(Dataset items)
▬▬▬▬▬▬

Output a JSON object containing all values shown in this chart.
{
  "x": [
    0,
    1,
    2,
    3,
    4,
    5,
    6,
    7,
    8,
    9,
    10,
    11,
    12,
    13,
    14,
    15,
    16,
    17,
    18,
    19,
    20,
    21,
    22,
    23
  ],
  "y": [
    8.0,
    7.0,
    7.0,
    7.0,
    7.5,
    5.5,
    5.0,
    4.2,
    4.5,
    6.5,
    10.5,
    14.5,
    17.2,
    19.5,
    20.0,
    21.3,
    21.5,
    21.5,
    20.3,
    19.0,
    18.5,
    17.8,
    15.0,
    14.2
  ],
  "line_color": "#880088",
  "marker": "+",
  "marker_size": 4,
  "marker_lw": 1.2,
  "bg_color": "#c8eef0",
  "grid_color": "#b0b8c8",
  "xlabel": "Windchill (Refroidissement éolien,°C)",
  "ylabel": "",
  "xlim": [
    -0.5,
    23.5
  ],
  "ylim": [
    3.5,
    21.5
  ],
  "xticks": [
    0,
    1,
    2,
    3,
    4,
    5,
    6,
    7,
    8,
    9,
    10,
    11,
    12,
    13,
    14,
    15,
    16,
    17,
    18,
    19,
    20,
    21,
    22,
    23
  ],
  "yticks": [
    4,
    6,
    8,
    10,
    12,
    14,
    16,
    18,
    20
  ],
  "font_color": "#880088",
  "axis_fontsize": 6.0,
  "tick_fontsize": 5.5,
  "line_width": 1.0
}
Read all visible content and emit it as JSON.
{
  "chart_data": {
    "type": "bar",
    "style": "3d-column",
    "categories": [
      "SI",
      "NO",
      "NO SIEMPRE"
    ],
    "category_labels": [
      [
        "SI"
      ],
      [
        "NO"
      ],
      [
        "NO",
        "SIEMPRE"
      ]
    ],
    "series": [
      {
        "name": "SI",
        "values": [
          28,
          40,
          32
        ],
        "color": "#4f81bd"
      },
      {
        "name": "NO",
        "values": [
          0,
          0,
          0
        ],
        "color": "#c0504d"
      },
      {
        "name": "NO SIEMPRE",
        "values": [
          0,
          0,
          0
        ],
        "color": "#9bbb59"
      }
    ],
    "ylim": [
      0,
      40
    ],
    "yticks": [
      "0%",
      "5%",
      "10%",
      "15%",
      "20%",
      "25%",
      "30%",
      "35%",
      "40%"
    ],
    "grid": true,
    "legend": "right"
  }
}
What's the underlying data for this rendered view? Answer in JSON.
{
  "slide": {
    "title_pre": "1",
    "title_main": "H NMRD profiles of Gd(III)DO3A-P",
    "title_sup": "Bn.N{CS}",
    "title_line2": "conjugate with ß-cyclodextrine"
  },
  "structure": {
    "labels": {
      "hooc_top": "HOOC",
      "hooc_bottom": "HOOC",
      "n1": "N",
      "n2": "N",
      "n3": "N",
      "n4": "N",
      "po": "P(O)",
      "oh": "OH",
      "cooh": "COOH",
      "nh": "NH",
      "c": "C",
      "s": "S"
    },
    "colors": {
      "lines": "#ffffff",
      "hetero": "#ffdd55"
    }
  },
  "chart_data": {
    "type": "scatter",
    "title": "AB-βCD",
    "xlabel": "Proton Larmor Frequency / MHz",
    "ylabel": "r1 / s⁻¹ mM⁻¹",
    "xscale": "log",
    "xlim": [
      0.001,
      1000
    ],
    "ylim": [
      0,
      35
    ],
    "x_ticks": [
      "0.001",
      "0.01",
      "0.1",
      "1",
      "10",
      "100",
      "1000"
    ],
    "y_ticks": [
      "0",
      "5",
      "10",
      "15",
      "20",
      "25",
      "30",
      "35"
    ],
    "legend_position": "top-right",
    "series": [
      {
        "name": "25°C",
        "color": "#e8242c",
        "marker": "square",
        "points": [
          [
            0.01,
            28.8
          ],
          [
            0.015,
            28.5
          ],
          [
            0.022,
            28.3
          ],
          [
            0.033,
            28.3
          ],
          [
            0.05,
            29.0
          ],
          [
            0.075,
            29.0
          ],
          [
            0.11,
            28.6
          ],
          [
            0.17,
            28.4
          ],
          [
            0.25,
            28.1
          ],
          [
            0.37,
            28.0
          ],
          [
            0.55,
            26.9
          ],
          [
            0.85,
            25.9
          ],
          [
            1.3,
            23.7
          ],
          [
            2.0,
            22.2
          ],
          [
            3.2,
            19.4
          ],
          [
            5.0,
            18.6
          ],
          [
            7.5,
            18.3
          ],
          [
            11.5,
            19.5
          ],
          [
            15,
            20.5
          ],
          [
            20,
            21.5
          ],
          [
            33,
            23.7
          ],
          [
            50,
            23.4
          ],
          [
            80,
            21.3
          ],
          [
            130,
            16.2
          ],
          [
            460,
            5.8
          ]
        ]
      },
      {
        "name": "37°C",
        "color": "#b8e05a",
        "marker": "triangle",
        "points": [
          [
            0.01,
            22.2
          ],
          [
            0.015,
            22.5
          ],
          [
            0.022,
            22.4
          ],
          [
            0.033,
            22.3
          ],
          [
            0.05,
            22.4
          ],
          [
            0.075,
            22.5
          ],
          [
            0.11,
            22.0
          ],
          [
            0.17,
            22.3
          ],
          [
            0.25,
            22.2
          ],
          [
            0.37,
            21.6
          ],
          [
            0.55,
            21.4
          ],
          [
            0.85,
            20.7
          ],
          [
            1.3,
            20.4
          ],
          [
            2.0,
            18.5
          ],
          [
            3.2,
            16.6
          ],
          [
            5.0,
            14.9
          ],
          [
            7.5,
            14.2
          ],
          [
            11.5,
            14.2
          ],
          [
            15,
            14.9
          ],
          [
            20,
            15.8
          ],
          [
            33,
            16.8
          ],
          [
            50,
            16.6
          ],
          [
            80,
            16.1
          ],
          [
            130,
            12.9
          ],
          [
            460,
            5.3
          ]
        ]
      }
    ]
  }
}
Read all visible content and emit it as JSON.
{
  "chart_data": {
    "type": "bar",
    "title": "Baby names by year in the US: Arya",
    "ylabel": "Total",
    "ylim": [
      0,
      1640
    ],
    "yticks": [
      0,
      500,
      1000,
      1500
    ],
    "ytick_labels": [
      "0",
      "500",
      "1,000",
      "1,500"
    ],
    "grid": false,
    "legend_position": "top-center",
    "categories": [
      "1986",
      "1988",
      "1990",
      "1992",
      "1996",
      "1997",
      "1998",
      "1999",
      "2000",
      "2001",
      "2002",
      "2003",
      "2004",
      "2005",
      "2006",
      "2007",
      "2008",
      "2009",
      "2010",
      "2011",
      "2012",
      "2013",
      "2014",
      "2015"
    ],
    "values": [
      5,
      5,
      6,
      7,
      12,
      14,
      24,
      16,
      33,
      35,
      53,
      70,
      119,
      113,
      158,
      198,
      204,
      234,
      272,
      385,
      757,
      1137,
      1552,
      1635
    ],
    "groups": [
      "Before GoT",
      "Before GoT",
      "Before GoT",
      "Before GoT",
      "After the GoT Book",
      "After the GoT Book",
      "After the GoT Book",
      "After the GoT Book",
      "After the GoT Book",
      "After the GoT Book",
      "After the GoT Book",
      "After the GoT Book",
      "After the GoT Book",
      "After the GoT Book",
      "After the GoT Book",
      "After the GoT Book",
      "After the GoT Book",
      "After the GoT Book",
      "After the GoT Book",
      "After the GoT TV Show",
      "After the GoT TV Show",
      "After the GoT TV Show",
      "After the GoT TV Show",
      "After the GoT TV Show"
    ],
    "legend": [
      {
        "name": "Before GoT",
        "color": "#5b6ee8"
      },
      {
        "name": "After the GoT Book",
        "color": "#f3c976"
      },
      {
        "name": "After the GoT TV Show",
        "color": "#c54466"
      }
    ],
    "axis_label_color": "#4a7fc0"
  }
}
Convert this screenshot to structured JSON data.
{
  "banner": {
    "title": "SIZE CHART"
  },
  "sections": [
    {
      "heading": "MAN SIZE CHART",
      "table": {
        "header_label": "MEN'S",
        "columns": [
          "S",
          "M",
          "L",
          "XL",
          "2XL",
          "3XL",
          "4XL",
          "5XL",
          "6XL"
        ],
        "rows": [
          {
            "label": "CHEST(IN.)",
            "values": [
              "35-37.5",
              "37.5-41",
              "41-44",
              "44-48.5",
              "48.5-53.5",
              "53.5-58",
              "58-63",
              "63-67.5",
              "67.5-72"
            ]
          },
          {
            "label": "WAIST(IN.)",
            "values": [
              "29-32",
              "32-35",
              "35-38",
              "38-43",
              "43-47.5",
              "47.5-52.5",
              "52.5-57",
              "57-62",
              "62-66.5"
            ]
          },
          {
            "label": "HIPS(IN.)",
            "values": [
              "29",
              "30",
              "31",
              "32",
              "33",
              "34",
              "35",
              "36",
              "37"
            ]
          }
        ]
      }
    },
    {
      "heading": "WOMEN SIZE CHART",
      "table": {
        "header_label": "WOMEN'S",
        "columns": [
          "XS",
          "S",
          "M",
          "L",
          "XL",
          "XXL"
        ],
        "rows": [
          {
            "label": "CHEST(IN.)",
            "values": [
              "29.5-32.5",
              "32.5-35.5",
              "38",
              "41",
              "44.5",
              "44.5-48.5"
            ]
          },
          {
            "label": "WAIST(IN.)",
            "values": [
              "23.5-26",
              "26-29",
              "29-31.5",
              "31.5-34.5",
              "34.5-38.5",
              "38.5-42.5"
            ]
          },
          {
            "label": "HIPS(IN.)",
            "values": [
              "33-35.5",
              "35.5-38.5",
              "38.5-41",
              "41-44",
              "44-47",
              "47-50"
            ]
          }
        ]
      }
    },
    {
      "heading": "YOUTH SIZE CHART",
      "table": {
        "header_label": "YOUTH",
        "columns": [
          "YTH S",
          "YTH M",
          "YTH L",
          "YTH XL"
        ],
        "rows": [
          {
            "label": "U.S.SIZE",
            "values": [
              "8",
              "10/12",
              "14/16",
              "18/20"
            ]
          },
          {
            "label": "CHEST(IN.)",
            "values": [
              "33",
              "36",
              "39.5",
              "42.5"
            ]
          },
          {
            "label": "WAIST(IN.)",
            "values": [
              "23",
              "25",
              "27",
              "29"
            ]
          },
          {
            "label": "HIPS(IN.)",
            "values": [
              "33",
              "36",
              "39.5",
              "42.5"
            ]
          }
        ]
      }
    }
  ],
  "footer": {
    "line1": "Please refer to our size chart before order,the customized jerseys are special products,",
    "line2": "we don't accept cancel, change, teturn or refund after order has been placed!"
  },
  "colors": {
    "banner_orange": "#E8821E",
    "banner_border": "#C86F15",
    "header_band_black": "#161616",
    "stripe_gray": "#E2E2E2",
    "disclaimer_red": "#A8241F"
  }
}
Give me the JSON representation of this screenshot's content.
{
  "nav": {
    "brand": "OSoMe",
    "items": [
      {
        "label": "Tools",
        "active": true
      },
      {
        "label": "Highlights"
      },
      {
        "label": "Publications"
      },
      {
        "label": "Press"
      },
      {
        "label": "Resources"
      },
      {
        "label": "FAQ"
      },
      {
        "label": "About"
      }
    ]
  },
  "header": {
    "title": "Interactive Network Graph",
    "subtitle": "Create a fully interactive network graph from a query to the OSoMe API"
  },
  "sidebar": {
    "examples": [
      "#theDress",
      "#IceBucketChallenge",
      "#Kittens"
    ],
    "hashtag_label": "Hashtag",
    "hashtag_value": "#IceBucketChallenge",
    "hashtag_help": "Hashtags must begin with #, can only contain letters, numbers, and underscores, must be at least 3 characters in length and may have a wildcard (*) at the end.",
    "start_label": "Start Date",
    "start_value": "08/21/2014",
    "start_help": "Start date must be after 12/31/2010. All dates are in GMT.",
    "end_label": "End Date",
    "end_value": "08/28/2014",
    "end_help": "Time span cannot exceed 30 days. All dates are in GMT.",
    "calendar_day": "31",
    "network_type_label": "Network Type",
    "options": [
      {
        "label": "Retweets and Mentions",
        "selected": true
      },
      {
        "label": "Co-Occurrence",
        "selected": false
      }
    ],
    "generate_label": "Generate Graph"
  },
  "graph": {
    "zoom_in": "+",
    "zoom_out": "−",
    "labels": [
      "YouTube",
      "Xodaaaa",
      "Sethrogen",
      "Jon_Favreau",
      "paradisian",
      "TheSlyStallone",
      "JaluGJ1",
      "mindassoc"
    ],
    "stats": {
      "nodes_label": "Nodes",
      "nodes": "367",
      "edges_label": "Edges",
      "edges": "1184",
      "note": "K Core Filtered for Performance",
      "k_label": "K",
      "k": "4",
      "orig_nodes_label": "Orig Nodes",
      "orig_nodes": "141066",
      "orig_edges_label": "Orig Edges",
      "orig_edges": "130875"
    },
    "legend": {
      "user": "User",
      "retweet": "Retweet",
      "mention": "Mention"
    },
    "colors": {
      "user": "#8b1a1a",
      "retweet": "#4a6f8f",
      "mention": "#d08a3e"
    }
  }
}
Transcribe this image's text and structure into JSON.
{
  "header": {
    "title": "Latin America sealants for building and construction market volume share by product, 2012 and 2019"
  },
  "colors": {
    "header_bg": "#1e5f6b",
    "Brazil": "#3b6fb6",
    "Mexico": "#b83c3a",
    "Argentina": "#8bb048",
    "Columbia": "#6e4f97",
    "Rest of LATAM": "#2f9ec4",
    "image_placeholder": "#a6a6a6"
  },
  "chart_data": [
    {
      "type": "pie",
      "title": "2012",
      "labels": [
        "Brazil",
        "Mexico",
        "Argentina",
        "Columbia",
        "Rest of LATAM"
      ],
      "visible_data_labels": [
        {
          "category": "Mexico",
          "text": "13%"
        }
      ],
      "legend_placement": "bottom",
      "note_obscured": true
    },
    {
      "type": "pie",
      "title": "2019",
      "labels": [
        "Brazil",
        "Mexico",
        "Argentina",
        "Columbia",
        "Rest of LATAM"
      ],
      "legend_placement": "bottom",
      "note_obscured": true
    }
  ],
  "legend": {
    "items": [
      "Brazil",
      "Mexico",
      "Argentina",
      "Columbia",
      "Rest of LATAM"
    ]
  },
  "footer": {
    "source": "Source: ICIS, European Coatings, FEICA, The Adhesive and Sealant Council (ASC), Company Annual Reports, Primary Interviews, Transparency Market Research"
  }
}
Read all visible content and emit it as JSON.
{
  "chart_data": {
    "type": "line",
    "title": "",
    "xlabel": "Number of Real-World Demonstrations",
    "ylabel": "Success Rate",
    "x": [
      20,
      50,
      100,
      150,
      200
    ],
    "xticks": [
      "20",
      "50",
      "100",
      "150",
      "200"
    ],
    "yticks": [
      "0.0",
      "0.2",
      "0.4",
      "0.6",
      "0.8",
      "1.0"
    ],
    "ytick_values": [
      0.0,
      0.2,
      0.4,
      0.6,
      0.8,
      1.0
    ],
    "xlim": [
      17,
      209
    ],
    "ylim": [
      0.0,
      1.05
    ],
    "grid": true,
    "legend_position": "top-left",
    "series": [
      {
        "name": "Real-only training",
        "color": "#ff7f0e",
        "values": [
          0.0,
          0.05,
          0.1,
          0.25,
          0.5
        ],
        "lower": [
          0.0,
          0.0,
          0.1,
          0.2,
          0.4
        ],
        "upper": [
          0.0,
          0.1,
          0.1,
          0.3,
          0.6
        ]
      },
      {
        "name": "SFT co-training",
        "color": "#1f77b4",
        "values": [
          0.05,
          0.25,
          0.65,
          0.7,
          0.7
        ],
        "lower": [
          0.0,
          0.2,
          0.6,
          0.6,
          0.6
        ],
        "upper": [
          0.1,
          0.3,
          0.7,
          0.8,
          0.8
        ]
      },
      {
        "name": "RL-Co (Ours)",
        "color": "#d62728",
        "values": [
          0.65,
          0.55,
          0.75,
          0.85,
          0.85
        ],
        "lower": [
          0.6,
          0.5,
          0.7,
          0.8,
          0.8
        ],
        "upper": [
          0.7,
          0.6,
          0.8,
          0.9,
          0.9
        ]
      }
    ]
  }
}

▬▬▬▬▬▬

What the exercise asks: Look through the entries above for the word "text". Copy every line where it shows up.

Response to the task:
Transcribe this image's text and structure into JSON.
          "text": "13%"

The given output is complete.